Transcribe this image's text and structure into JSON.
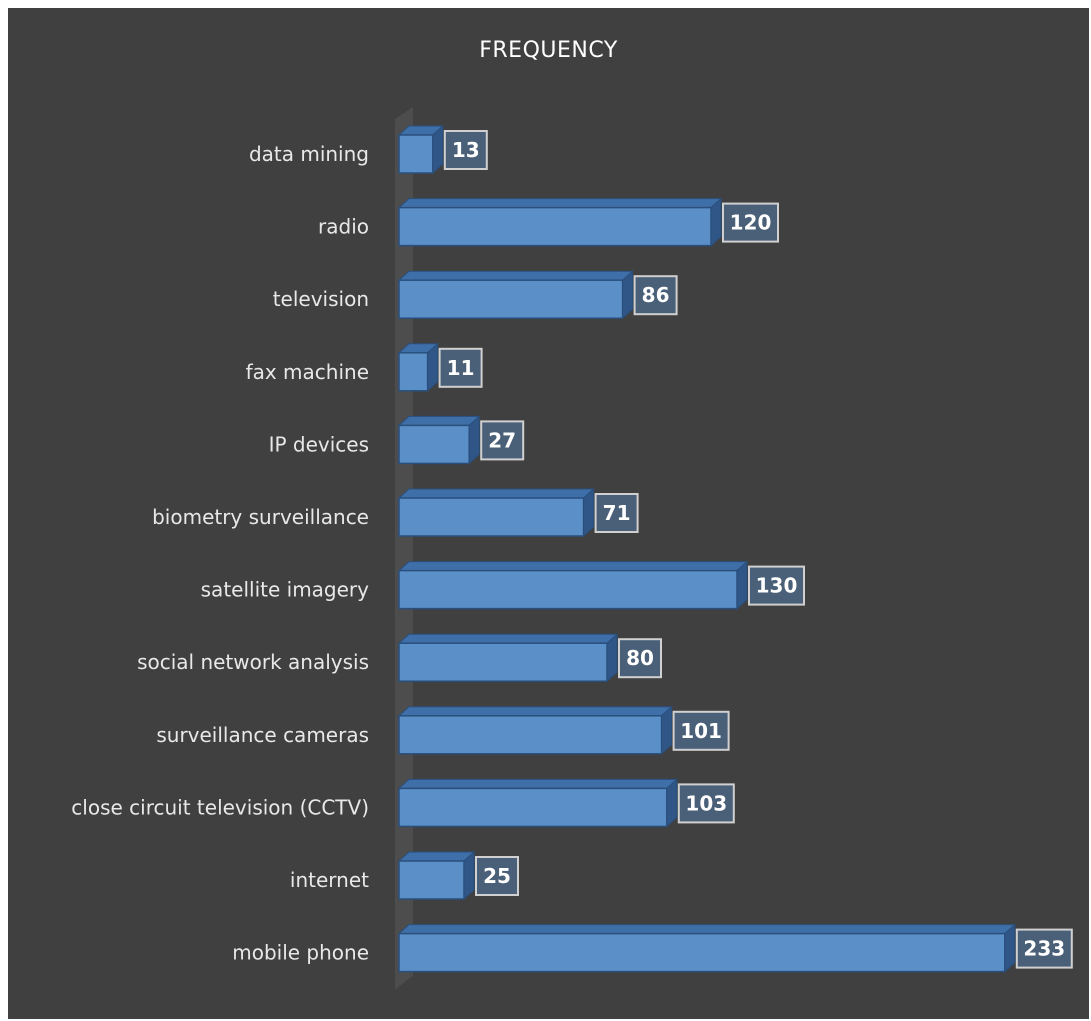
{
  "chart_data": {
    "type": "bar",
    "orientation": "horizontal",
    "style": "3d",
    "title": "FREQUENCY",
    "categories": [
      "data mining",
      "radio",
      "television",
      "fax machine",
      "IP devices",
      "biometry surveillance",
      "satellite imagery",
      "social network analysis",
      "surveillance cameras",
      "close circuit television (CCTV)",
      "internet",
      "mobile phone"
    ],
    "values": [
      13,
      120,
      86,
      11,
      27,
      71,
      130,
      80,
      101,
      103,
      25,
      233
    ],
    "xlim": [
      0,
      233
    ],
    "grid": false,
    "legend": "none",
    "colors": {
      "background": "#404040",
      "bar_front": "#5b8fc7",
      "bar_top": "#3f6fa8",
      "bar_side": "#2f5687",
      "bar_stroke": "#2a4f7c",
      "label_box": "#4a5f78",
      "label_box_stroke": "#d0d0d0",
      "axis_wall": "#4d4d4d"
    }
  }
}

━━━━━━━━━━━━━━━━━━━━

Given exercise:
Go over the data above and copy every line that has the word "television" in it.

Answer for this exercise:
      "television",
      "close circuit television (CCTV)",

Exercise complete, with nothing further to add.